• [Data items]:
%%

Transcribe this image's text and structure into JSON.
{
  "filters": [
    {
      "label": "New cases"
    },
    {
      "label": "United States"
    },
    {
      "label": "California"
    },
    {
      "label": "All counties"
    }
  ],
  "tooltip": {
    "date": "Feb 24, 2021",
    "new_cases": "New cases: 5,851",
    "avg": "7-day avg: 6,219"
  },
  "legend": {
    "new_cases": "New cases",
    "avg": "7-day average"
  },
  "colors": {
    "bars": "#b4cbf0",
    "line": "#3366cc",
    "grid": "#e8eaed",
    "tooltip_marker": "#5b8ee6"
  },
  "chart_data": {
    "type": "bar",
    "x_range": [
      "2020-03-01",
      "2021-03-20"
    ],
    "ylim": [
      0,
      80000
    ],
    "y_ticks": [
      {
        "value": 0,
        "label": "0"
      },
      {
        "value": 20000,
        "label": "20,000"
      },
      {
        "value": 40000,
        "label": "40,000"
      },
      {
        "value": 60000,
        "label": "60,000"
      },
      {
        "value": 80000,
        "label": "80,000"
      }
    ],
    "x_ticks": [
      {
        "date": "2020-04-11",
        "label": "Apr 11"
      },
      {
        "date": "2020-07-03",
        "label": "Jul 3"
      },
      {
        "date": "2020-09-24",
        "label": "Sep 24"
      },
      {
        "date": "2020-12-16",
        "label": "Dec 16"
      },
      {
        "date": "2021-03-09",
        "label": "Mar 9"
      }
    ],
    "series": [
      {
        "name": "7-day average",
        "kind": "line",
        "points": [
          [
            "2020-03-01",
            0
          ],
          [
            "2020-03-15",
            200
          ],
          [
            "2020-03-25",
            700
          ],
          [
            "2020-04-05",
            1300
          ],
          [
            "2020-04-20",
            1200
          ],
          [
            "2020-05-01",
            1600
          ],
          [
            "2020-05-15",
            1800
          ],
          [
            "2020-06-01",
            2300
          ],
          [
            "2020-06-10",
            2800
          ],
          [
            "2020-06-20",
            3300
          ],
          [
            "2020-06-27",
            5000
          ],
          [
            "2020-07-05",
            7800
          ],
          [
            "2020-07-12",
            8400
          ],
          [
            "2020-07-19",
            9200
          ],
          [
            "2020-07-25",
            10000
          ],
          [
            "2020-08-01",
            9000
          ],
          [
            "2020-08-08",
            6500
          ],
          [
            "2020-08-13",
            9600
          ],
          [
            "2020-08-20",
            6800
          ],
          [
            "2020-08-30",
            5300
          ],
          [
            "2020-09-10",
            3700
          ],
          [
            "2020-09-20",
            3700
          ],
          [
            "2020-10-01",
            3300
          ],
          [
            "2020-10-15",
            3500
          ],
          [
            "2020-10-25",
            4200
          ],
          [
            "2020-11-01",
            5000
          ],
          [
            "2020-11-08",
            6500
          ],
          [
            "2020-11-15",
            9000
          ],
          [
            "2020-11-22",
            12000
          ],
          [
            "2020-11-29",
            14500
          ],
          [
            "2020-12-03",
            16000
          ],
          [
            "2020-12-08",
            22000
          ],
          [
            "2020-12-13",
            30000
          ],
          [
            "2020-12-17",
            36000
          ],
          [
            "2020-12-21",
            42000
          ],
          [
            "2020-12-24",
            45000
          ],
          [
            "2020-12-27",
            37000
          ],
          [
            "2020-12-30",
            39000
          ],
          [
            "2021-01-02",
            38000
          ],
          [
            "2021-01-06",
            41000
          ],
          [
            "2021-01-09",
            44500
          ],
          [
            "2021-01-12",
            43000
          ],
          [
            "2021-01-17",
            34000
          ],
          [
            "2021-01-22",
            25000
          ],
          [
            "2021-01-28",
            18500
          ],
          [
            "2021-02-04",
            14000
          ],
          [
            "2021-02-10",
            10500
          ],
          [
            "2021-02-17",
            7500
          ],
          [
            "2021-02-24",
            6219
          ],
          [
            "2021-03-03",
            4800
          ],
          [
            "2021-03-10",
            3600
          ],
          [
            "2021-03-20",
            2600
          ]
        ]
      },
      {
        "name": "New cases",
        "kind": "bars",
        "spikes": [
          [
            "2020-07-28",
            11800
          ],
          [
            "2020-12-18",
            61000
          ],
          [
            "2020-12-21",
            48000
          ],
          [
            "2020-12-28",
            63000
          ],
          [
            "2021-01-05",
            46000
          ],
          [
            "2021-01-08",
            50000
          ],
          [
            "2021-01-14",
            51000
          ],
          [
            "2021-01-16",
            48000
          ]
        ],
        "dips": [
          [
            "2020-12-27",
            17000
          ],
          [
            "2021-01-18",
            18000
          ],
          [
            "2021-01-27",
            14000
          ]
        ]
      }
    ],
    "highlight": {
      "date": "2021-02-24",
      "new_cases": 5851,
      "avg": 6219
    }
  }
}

%%
%%

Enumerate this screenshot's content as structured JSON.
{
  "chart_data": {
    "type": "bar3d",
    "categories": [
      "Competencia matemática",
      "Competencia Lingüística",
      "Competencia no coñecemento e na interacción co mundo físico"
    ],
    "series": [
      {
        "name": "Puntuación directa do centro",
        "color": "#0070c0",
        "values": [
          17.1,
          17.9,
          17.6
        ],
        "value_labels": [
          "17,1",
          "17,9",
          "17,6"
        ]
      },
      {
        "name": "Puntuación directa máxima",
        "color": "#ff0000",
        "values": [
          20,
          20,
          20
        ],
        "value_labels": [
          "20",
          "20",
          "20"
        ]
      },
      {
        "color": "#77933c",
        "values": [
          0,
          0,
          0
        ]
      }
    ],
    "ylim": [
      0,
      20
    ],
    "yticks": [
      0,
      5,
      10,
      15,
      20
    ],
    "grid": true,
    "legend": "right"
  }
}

%%

• [Problem details]:
Search the data above for the word "Competencia", then gather each line in which it appears.

• [Worked answer]:
      "Competencia matemática",
      "Competencia Lingüística",
      "Competencia no coñecemento e na interacción co mundo físico"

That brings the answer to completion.